## BEGIN Records supplied

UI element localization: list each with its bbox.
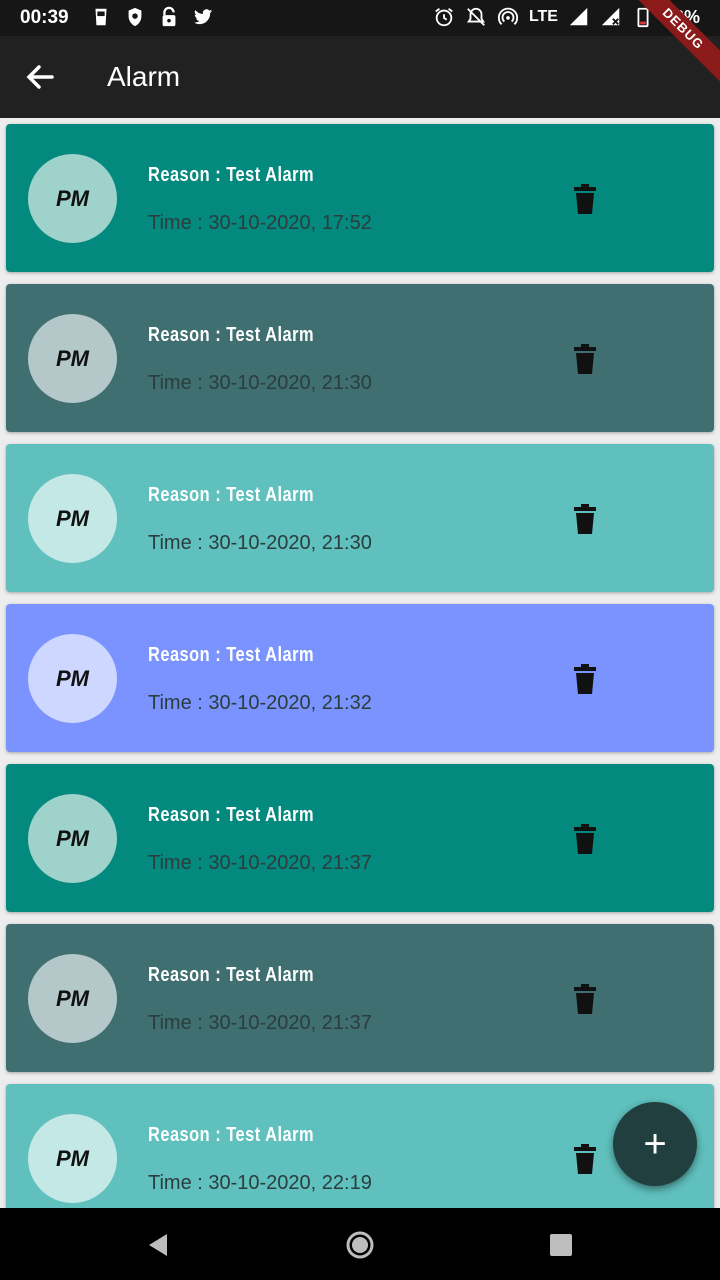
- twitter-icon: [193, 9, 213, 25]
- alarm-time: Time : 30-10-2020, 17:52: [148, 212, 372, 234]
- delete-icon[interactable]: [572, 824, 598, 854]
- add-icon: +: [643, 1121, 667, 1166]
- network-type: LTE: [528, 8, 558, 25]
- alarm-avatar: PM: [28, 1114, 117, 1203]
- alarm-time: Time : 30-10-2020, 21:37: [148, 1012, 372, 1034]
- navigation-bar: [0, 1208, 720, 1280]
- signal-icon: [569, 7, 588, 26]
- hotspot-icon: [497, 7, 519, 25]
- add-alarm-button[interactable]: +: [613, 1102, 697, 1186]
- sim-icon: [95, 8, 107, 26]
- alarm-card[interactable]: PM Reason : Test Alarm Time : 30-10-2020, …: [6, 124, 714, 272]
- alarm-reason: Reason : Test Alarm: [148, 804, 315, 826]
- alarm-time: Time : 30-10-2020, 21:32: [148, 692, 372, 714]
- alarm-reason: Reason : Test Alarm: [148, 964, 315, 986]
- alarm-avatar: PM: [28, 154, 117, 243]
- delete-icon[interactable]: [572, 344, 598, 374]
- alarm-card[interactable]: PM Reason : Test Alarm Time : 30-10-2020, …: [6, 284, 714, 432]
- alarm-reason: Reason : Test Alarm: [148, 484, 315, 506]
- alarm-card[interactable]: PM Reason : Test Alarm Time : 30-10-2020, …: [6, 444, 714, 592]
- back-nav-icon[interactable]: [143, 1230, 173, 1260]
- delete-icon[interactable]: [572, 1144, 598, 1174]
- alarm-time: Time : 30-10-2020, 22:19: [148, 1172, 372, 1194]
- alarm-avatar: PM: [28, 954, 117, 1043]
- alarm-icon: [435, 8, 453, 27]
- signal-icon: [601, 7, 620, 26]
- delete-icon[interactable]: [572, 664, 598, 694]
- alarm-list: PM Reason : Test Alarm Time : 30-10-2020, …: [6, 124, 714, 1244]
- alarm-reason: Reason : Test Alarm: [148, 164, 315, 186]
- alarm-reason: Reason : Test Alarm: [148, 324, 315, 346]
- alarm-avatar: PM: [28, 794, 117, 883]
- status-left-icons: [90, 6, 214, 28]
- back-arrow-icon[interactable]: [22, 59, 62, 95]
- page-title: Alarm: [107, 61, 181, 92]
- notifications-off-icon: [466, 7, 485, 26]
- alarm-reason: Reason : Test Alarm: [148, 644, 315, 666]
- alarm-time: Time : 30-10-2020, 21:37: [148, 852, 372, 874]
- alarm-reason: Reason : Test Alarm: [148, 1124, 315, 1146]
- app-bar: Alarm: [0, 36, 720, 118]
- shield-icon: [128, 7, 142, 27]
- alarm-avatar: PM: [28, 474, 117, 563]
- status-time: 00:39: [20, 7, 69, 28]
- status-bar: 00:39 LTE 12%: [0, 0, 720, 36]
- home-nav-icon[interactable]: [345, 1230, 375, 1260]
- alarm-card[interactable]: PM Reason : Test Alarm Time : 30-10-2020, …: [6, 604, 714, 752]
- alarm-time: Time : 30-10-2020, 21:30: [148, 372, 372, 394]
- alarm-card[interactable]: PM Reason : Test Alarm Time : 30-10-2020, …: [6, 924, 714, 1072]
- alarm-avatar: PM: [28, 314, 117, 403]
- delete-icon[interactable]: [572, 184, 598, 214]
- alarm-card[interactable]: PM Reason : Test Alarm Time : 30-10-2020, …: [6, 764, 714, 912]
- delete-icon[interactable]: [572, 504, 598, 534]
- alarm-avatar: PM: [28, 634, 117, 723]
- alarm-time: Time : 30-10-2020, 21:30: [148, 532, 372, 554]
- delete-icon[interactable]: [572, 984, 598, 1014]
- recents-nav-icon[interactable]: [546, 1230, 576, 1260]
- lock-icon: [162, 6, 176, 27]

## END Records supplied

**Problem requirements:** Duplicate all of the items above line for line, without any changes, and leave the picture out of your answer.

**Output for this task:**
UI element localization: list each with its bbox.
- twitter-icon: [193, 9, 213, 25]
- alarm-time: Time : 30-10-2020, 17:52: [148, 212, 372, 234]
- delete-icon[interactable]: [572, 824, 598, 854]
- add-icon: +: [643, 1121, 667, 1166]
- network-type: LTE: [528, 8, 558, 25]
- alarm-avatar: PM: [28, 1114, 117, 1203]
- alarm-time: Time : 30-10-2020, 21:37: [148, 1012, 372, 1034]
- navigation-bar: [0, 1208, 720, 1280]
- signal-icon: [569, 7, 588, 26]
- hotspot-icon: [497, 7, 519, 25]
- add-alarm-button[interactable]: +: [613, 1102, 697, 1186]
- sim-icon: [95, 8, 107, 26]
- alarm-card[interactable]: PM Reason : Test Alarm Time : 30-10-2020, …: [6, 124, 714, 272]
- alarm-reason: Reason : Test Alarm: [148, 804, 315, 826]
- alarm-time: Time : 30-10-2020, 21:32: [148, 692, 372, 714]
- alarm-reason: Reason : Test Alarm: [148, 964, 315, 986]
- alarm-avatar: PM: [28, 154, 117, 243]
- delete-icon[interactable]: [572, 344, 598, 374]
- alarm-card[interactable]: PM Reason : Test Alarm Time : 30-10-2020, …: [6, 284, 714, 432]
- alarm-reason: Reason : Test Alarm: [148, 484, 315, 506]
- alarm-card[interactable]: PM Reason : Test Alarm Time : 30-10-2020, …: [6, 444, 714, 592]
- back-nav-icon[interactable]: [143, 1230, 173, 1260]
- delete-icon[interactable]: [572, 1144, 598, 1174]
- alarm-time: Time : 30-10-2020, 22:19: [148, 1172, 372, 1194]
- alarm-avatar: PM: [28, 954, 117, 1043]
- alarm-icon: [435, 8, 453, 27]
- signal-icon: [601, 7, 620, 26]
- delete-icon[interactable]: [572, 664, 598, 694]
- alarm-list: PM Reason : Test Alarm Time : 30-10-2020, …: [6, 124, 714, 1244]
- alarm-reason: Reason : Test Alarm: [148, 164, 315, 186]
- alarm-reason: Reason : Test Alarm: [148, 324, 315, 346]
- alarm-avatar: PM: [28, 794, 117, 883]
- status-left-icons: [90, 6, 214, 28]
- back-arrow-icon[interactable]: [22, 59, 62, 95]
- page-title: Alarm: [107, 61, 181, 92]
- notifications-off-icon: [466, 7, 485, 26]
- alarm-reason: Reason : Test Alarm: [148, 644, 315, 666]
- alarm-time: Time : 30-10-2020, 21:37: [148, 852, 372, 874]
- alarm-reason: Reason : Test Alarm: [148, 1124, 315, 1146]
- app-bar: Alarm: [0, 36, 720, 118]
- shield-icon: [128, 7, 142, 27]
- alarm-avatar: PM: [28, 474, 117, 563]
- status-time: 00:39: [20, 7, 69, 28]
- status-bar: 00:39 LTE 12%: [0, 0, 720, 36]
- home-nav-icon[interactable]: [345, 1230, 375, 1260]
- alarm-card[interactable]: PM Reason : Test Alarm Time : 30-10-2020, …: [6, 604, 714, 752]
- alarm-time: Time : 30-10-2020, 21:30: [148, 372, 372, 394]
- alarm-card[interactable]: PM Reason : Test Alarm Time : 30-10-2020, …: [6, 924, 714, 1072]
- alarm-avatar: PM: [28, 314, 117, 403]
- delete-icon[interactable]: [572, 184, 598, 214]
- alarm-card[interactable]: PM Reason : Test Alarm Time : 30-10-2020, …: [6, 764, 714, 912]
- delete-icon[interactable]: [572, 504, 598, 534]
- alarm-avatar: PM: [28, 634, 117, 723]
- alarm-time: Time : 30-10-2020, 21:30: [148, 532, 372, 554]
- delete-icon[interactable]: [572, 984, 598, 1014]
- recents-nav-icon[interactable]: [546, 1230, 576, 1260]
- lock-icon: [162, 6, 176, 27]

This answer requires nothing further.